— Begin SOURCE PASSAGE —

My money (for now) is with Rolex and AP...I think Panerai have hurt themselves trying to go upscale with the big watch houses.


----------



## Hoppyjr (Aug 11, 2006)

Like everything else that enthusiasts desire, as an item becomes more popular - thus more common - the originality we enjoyed is minimized. This said, I like several qualities of the Panerai brand and currently have two. I'll keep these and hope they are reliable, but won't likely add another in the foreseeable future. While the brand may have plateaued for now I don't see it dying off either.


----------



## Watch_guy (Jun 26, 2008)

I am going to disagree a bit with the masses. I think that Panerai used to be a brand that appealed to a specific market, then recently it became "cool" to be different. I cant tell you how many people I know that bought a Panerai and admitted they didnt really like them at first, but they came around because they wanted to be in the club. they forced themselves to like it.....guess what, it's okay to not like Panerai!
In my opinion, Panerai will continue to be a strong contender in the luxury watch segment, but maybe some of the fly by night fans will move on. 
You cant watch an NBA press onference without seeing several AP Roo's, and every one seems to be a variation of itself. That trend will pass at some point, but I'm sure the true fans of the brand will stick around.
There will always be trends in the luxury market, but if the company is smart they will not mistake it for sustainable growth. They will instead, capitalize, then return to business as usual. 
I am okay with the pricing of the Panerai's even though, I would like to get a 372 for 5,000. I have followed the brand for 15 years and will continue happily.
i think the other piece of this is that AD's have begun trash talking the brand in many cases because they are bitter about the new shift to boutiques....dont mistake that for the brand fading.
as they say " fashion is fleeting, but style is timeless"


----------



## VMM (Dec 24, 2008)

What's upsetting about Panerai is that they're coming off as a company interested in making a quick buck. I realize Rolex is much, much bigger with deeper pockets and sells many more watches but I've managed to accumulate more of these than PAMS. I've called to be on waiting lists for at least 5-6 watches the past few years. This includes the boutique as well as my AD. The AD doesn't get any of these special editions and as of a few months ago had yet to receive a 372. 390s or whatever was the latest greatest releases from SIHH are not available. No luck whatsoever. I think that releasing tons of these special editions and jacking up their prices are going to alienate a lot of the people who made them successful. The one watch which had an undecorated base ETA movement was very concerning considering the money spent by customers. I love the watches but also think that they should be made available in a reasonable fashion. Being on waiting lists for 2 years for multiple watches without a single call and then seeing these same watches being flipped by folks who somehow managed to get 4-5 of them is a good way to drive away customers.

— End SOURCE PASSAGE —

Transcribe the Panerai discussion starting at "## Hoppyjr (Aug" and ending at "(Jun 26, 2008)". The entries come from a separate source, unrelated to the Panerai discussion.

— Begin RECORDS PROVIDED —

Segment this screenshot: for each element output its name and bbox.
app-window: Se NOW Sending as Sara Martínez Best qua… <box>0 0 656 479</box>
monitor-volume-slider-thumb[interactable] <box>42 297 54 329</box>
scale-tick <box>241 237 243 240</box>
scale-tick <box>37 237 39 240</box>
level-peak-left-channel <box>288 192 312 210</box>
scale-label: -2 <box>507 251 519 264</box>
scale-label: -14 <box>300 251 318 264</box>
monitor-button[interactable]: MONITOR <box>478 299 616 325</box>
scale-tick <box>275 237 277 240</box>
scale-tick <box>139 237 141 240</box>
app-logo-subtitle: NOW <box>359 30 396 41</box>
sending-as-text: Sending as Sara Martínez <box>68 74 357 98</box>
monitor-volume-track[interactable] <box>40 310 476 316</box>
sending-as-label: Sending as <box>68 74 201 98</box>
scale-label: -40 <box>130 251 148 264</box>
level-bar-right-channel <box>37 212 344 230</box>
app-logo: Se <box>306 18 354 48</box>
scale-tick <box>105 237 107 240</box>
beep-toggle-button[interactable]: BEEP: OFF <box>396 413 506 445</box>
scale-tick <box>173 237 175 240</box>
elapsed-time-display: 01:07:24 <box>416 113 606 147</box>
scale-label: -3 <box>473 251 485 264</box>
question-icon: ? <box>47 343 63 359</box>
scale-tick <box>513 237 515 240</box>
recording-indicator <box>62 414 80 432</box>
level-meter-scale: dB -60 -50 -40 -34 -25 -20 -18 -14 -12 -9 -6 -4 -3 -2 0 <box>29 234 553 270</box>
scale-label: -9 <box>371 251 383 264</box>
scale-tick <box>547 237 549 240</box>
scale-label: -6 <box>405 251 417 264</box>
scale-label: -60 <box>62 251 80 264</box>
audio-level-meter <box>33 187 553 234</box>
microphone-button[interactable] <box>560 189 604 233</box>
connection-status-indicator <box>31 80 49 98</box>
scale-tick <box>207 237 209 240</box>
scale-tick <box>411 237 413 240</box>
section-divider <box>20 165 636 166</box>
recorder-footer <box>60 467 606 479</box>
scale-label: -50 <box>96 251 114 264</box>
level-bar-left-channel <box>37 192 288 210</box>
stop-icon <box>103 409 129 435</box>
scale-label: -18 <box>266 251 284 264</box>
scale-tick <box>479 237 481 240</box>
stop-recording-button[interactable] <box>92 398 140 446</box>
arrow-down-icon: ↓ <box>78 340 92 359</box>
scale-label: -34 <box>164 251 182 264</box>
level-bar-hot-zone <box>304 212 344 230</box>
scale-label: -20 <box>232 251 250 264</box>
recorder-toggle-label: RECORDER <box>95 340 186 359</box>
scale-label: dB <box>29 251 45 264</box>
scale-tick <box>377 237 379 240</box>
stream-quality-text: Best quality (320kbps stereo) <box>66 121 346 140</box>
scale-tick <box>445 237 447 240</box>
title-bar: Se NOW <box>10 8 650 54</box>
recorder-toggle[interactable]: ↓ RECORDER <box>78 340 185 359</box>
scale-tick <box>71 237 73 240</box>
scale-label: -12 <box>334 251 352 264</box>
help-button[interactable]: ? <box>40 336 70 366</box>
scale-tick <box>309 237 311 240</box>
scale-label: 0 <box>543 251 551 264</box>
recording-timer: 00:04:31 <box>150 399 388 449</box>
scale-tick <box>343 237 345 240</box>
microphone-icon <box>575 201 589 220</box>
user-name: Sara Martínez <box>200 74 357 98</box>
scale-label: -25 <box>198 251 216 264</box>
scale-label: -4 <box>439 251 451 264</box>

— End RECORDS PROVIDED —

** FINISHED TASK **
## Hoppyjr (Aug 11, 2006)

Like everything else that enthusiasts desire, as an item becomes more popular - thus more common - the originality we enjoyed is minimized. This said, I like several qualities of the Panerai brand and currently have two. I'll keep these and hope they are reliable, but won't likely add another in the foreseeable future. While the brand may have plateaued for now I don't see it dying off either.


----------



## Watch_guy (Jun 26, 2008)